**Task goal:** Tally the lines that include "pegaram". Output the number only.

**Information given:**
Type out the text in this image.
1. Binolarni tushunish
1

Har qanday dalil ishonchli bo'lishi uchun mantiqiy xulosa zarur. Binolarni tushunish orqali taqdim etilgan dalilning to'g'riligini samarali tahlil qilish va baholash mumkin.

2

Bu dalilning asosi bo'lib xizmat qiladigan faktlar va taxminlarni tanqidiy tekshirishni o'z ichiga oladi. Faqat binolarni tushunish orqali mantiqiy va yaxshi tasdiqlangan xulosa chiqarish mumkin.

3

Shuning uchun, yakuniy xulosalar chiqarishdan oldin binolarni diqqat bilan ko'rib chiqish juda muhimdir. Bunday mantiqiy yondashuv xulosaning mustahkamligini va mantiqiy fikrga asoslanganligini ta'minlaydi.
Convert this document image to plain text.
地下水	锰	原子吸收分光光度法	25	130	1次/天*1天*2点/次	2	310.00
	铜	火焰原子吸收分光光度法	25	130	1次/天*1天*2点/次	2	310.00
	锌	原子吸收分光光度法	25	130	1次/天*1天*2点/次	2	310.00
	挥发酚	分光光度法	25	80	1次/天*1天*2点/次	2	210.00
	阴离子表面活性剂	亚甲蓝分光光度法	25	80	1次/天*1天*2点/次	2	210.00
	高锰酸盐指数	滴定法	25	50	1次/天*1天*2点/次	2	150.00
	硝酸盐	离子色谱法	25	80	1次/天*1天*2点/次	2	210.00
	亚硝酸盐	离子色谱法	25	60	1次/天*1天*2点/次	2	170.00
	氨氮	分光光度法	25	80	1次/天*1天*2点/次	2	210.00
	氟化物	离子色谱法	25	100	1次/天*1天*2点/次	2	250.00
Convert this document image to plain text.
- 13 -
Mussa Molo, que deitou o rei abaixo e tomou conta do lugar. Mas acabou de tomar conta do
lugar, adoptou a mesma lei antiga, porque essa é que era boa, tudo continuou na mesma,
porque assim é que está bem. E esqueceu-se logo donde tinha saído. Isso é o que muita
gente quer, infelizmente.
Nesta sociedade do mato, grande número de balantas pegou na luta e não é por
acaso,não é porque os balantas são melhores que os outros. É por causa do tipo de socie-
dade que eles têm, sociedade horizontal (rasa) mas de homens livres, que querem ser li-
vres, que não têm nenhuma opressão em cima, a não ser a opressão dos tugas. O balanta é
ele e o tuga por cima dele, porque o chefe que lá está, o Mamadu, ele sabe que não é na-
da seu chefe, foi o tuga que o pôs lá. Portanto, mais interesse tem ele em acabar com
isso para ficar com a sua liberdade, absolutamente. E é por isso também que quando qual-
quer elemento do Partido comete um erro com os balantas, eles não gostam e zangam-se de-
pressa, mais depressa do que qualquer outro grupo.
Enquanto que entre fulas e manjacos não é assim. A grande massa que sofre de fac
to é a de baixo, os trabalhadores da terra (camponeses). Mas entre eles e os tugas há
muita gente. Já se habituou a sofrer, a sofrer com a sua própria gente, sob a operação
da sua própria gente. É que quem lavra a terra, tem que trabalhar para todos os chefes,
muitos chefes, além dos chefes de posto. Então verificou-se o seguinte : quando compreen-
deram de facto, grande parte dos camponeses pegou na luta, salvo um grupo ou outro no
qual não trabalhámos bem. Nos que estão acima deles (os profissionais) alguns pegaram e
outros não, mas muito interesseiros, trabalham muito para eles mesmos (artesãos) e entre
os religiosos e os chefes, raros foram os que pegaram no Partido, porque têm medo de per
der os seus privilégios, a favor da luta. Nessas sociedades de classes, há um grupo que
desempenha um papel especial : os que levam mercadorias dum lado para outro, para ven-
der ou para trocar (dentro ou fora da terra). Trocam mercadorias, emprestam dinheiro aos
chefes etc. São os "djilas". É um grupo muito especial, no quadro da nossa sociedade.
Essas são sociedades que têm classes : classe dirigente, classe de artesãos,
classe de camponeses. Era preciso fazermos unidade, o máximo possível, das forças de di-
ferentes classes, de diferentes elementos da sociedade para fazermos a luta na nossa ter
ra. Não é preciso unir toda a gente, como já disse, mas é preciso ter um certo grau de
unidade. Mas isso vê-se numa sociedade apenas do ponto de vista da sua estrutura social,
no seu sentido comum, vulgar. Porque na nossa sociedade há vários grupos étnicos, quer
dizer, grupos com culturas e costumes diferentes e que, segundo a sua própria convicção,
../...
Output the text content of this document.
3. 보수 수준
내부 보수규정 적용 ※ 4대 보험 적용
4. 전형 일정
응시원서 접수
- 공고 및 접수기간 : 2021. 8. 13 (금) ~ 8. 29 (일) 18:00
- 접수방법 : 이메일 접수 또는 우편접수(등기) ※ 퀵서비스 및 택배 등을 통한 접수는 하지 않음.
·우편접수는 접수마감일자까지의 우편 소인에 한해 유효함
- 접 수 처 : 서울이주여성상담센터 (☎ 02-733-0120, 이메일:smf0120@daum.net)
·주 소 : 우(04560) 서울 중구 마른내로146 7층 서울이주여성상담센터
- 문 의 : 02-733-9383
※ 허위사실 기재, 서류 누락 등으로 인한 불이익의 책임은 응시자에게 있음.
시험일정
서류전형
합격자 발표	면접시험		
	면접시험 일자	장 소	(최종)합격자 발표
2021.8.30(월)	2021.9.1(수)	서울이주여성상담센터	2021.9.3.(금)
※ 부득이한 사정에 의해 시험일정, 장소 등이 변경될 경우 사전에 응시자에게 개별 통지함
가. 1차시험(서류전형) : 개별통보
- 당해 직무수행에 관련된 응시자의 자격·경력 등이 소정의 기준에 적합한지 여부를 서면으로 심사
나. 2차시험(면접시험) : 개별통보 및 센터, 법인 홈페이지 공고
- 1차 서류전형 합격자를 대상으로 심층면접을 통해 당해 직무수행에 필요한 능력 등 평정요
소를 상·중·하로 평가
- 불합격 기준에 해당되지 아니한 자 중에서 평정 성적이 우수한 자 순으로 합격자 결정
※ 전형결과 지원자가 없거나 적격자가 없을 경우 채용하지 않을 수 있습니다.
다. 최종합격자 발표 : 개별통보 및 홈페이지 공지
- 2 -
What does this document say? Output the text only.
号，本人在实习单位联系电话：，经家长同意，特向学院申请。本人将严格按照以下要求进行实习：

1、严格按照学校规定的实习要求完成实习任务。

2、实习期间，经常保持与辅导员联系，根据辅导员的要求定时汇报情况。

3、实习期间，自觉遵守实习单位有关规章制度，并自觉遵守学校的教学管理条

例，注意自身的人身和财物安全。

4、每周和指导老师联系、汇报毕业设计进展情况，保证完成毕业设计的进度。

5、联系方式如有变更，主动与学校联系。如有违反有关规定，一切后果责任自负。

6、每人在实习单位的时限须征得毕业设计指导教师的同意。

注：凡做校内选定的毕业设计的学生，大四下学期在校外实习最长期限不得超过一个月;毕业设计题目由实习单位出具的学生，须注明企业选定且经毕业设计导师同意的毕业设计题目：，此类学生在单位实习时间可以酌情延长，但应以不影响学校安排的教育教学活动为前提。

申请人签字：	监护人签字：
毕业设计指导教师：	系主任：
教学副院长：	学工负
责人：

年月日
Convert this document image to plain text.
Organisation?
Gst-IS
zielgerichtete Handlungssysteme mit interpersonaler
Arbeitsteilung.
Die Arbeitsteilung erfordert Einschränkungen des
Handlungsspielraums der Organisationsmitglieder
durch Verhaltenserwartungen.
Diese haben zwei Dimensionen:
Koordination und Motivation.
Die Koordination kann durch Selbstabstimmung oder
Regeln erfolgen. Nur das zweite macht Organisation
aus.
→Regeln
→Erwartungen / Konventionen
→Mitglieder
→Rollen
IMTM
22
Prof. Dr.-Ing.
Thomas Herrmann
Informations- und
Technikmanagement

**Task answer:** 2